* [Exercise objective]:
Count every line in the data below where "Cars" occurs, then state that number and nothing more.

* [Data shown]:
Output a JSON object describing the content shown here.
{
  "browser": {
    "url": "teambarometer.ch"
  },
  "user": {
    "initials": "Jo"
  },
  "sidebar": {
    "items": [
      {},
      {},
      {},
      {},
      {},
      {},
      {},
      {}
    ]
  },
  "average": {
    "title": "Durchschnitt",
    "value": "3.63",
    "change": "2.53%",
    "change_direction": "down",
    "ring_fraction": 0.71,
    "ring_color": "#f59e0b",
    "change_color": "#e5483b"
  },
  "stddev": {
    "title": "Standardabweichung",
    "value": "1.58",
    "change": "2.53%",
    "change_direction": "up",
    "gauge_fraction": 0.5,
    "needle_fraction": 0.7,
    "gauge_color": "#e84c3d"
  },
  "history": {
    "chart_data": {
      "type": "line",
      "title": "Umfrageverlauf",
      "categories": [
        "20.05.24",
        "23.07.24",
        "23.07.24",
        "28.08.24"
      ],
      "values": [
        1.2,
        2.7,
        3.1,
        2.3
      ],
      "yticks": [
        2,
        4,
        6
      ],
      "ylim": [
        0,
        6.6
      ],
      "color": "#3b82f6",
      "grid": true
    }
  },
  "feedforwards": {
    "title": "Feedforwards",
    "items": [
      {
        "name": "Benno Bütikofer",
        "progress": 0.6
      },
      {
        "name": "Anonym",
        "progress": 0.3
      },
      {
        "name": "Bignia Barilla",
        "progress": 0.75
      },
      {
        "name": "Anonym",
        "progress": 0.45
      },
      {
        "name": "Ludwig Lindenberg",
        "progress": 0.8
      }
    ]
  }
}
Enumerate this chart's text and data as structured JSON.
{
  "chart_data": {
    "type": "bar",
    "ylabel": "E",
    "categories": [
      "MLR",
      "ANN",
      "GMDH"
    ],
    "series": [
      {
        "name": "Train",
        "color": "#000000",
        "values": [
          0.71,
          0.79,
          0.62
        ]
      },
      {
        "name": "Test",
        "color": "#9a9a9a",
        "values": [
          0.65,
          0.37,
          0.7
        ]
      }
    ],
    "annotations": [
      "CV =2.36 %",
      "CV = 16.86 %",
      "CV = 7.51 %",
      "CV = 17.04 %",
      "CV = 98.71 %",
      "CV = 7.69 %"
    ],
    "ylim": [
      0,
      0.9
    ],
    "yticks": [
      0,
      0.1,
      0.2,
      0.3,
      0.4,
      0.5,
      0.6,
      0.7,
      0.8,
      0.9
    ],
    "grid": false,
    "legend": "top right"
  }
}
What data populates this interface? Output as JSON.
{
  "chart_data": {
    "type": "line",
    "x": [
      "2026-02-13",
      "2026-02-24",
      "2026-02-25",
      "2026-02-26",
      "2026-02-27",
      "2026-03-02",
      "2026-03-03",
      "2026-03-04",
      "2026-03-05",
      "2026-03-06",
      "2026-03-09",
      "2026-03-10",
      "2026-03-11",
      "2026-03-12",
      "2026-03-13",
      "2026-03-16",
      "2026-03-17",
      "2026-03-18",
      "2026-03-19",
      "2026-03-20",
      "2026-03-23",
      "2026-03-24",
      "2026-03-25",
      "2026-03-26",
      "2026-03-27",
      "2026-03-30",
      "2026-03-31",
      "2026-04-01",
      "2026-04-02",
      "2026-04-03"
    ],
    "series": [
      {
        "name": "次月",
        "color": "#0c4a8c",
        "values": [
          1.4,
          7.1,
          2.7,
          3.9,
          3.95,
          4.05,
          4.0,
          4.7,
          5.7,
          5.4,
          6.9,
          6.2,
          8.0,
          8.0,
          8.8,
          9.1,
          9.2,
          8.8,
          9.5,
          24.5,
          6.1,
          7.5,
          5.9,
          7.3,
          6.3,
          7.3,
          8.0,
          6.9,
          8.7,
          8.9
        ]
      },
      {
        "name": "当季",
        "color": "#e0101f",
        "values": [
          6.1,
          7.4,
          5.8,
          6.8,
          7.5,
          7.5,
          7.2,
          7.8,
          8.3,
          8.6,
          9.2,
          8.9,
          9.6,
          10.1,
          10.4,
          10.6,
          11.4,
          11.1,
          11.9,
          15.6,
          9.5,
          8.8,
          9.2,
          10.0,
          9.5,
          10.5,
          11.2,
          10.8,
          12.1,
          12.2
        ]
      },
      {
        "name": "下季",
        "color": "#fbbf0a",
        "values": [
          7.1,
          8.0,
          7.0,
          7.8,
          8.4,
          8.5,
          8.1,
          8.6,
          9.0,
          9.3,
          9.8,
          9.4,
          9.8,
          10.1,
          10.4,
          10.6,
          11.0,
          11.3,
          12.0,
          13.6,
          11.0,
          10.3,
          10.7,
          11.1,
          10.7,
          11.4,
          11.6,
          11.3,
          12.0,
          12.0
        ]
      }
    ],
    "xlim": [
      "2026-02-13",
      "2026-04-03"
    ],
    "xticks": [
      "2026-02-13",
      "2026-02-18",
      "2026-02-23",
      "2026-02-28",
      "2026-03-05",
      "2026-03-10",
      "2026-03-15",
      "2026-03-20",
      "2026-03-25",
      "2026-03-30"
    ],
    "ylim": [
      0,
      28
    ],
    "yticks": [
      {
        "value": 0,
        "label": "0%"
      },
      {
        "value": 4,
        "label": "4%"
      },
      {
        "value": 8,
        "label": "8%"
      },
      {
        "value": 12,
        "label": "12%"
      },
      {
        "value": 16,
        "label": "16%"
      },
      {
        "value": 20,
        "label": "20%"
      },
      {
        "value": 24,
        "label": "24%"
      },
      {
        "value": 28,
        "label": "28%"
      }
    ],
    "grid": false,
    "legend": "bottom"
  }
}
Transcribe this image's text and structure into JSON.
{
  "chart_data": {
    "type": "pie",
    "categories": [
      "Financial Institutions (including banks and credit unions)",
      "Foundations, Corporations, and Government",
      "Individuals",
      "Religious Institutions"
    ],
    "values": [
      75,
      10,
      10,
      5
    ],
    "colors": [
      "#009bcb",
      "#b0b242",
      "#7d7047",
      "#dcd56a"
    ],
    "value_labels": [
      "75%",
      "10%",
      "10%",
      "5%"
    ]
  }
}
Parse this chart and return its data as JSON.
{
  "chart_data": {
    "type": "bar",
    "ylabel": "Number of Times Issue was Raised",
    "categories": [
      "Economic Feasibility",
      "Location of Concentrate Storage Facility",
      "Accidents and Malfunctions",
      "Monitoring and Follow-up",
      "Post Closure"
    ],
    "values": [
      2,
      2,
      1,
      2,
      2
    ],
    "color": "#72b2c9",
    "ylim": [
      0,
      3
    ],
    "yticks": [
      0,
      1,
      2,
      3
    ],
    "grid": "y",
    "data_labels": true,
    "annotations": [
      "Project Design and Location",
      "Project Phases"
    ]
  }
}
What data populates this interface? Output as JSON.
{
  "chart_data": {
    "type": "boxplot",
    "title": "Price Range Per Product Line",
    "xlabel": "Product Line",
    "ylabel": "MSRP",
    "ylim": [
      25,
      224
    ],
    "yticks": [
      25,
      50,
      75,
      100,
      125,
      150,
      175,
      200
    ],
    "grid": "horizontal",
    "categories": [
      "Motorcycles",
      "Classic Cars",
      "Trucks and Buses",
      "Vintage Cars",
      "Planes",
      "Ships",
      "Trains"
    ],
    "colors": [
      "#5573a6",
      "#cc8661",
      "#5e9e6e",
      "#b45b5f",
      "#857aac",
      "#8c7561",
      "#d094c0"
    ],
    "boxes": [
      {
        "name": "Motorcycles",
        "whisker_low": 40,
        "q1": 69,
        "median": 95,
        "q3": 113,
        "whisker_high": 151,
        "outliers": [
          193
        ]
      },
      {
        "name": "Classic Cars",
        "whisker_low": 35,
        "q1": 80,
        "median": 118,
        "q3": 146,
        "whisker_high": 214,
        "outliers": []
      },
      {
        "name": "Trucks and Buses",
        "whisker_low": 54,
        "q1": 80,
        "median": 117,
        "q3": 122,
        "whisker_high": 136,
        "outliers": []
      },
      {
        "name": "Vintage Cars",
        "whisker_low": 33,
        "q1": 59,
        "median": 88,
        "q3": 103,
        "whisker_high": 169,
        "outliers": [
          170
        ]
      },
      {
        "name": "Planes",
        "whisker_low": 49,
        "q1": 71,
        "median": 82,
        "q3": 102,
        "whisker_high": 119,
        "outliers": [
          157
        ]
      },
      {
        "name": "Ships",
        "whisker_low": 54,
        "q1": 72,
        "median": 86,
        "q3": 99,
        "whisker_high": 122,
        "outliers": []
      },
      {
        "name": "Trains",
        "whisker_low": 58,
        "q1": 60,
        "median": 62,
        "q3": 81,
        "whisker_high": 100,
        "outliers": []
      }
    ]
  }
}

* [Solution]:
4